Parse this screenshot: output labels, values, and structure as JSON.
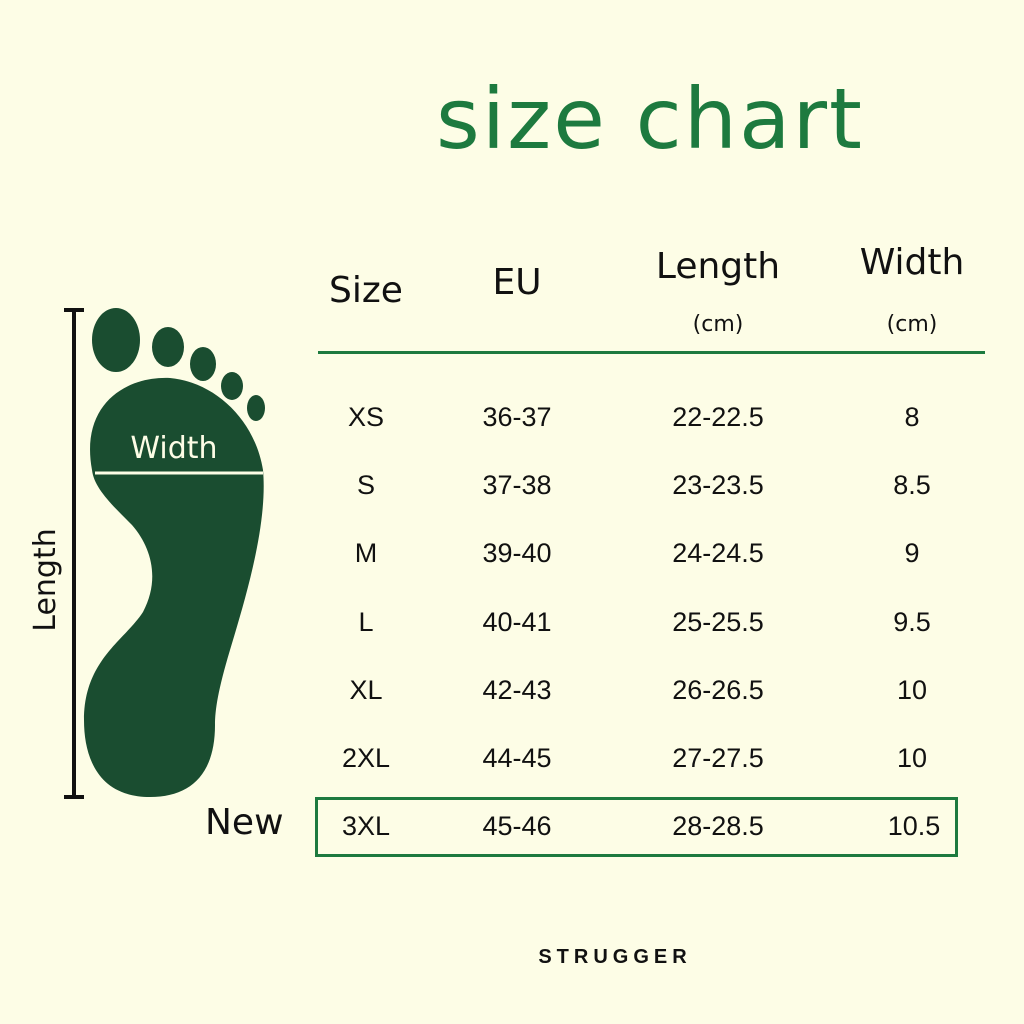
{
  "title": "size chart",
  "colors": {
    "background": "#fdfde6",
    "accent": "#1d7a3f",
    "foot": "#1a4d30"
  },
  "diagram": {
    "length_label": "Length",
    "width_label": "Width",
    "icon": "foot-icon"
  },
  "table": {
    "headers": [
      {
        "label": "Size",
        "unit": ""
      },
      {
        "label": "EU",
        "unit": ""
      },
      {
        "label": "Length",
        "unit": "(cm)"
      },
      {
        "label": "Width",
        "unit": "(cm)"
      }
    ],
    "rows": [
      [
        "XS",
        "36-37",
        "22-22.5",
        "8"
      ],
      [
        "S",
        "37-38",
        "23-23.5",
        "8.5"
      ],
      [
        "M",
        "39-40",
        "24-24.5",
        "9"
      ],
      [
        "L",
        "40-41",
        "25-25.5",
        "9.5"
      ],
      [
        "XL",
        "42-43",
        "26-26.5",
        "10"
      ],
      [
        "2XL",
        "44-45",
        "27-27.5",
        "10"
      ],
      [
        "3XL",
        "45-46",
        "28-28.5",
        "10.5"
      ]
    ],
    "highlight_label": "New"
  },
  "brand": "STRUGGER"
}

::::::::

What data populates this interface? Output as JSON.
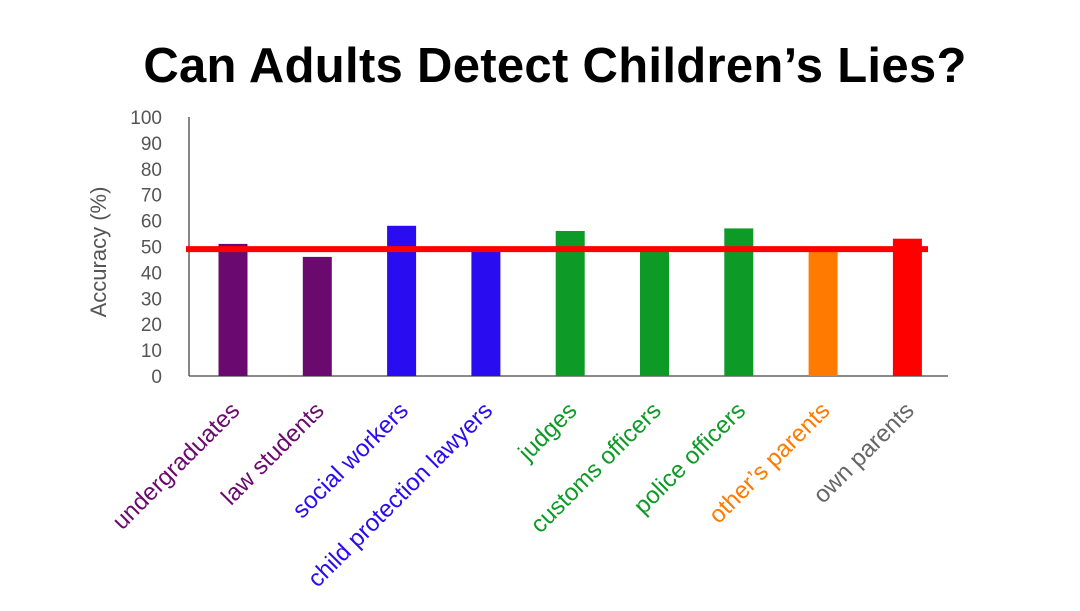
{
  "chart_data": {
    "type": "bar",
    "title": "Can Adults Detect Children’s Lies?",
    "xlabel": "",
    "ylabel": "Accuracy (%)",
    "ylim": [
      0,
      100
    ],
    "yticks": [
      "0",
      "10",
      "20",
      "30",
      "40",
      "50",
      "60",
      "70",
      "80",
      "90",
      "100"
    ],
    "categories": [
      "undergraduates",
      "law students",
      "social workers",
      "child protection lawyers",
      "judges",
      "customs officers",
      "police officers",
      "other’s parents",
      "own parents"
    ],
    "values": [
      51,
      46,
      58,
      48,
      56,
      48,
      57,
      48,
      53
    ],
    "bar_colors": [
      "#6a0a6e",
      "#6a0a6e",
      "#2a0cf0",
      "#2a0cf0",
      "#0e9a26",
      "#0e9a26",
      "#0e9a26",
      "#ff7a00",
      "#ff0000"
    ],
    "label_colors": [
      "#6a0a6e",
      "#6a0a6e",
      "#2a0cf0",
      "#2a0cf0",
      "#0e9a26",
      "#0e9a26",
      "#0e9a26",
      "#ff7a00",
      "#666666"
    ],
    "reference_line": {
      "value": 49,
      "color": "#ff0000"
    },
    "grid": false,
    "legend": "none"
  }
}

::::::::

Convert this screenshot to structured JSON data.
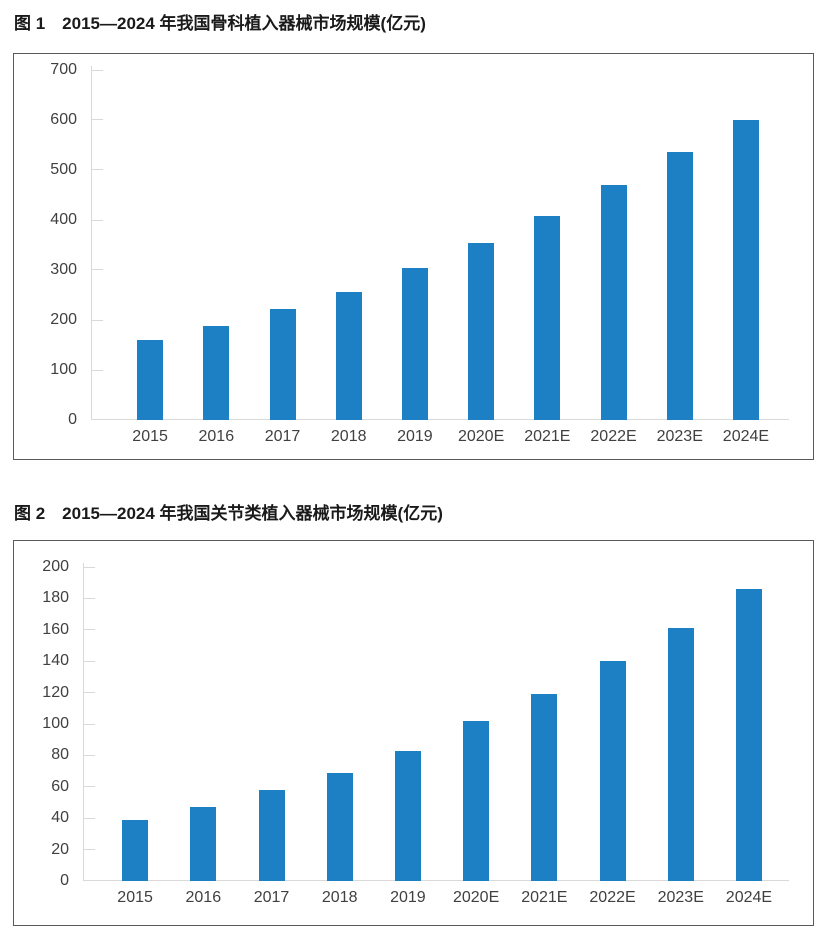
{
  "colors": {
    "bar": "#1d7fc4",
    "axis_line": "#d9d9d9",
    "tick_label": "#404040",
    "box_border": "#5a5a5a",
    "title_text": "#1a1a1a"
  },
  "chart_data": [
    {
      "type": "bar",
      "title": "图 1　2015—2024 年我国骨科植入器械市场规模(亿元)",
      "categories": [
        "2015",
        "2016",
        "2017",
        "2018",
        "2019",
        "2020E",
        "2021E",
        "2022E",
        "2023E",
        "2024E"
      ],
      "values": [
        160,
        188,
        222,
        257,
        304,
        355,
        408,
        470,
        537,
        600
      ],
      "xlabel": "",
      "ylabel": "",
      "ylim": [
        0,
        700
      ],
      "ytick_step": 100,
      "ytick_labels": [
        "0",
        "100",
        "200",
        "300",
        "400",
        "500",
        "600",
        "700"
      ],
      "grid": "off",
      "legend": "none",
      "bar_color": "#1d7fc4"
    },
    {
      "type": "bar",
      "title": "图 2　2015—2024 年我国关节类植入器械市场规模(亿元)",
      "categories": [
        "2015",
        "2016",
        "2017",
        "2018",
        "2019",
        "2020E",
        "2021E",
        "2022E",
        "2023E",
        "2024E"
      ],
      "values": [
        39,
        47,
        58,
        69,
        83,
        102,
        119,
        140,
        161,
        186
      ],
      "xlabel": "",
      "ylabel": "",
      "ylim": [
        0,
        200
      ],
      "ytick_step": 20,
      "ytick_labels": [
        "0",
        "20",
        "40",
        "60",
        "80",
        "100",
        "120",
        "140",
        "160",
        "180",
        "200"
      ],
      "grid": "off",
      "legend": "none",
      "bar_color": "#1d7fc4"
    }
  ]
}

::::::::

What the exercise asks
Extract, from the listing above, every line where the string "this" occurs.

Right answer
Parse this screenshot: output labels, values, and structure as JSON.
What data populates this interface? Output as JSON.
Convert this screenshot to structured JSON data.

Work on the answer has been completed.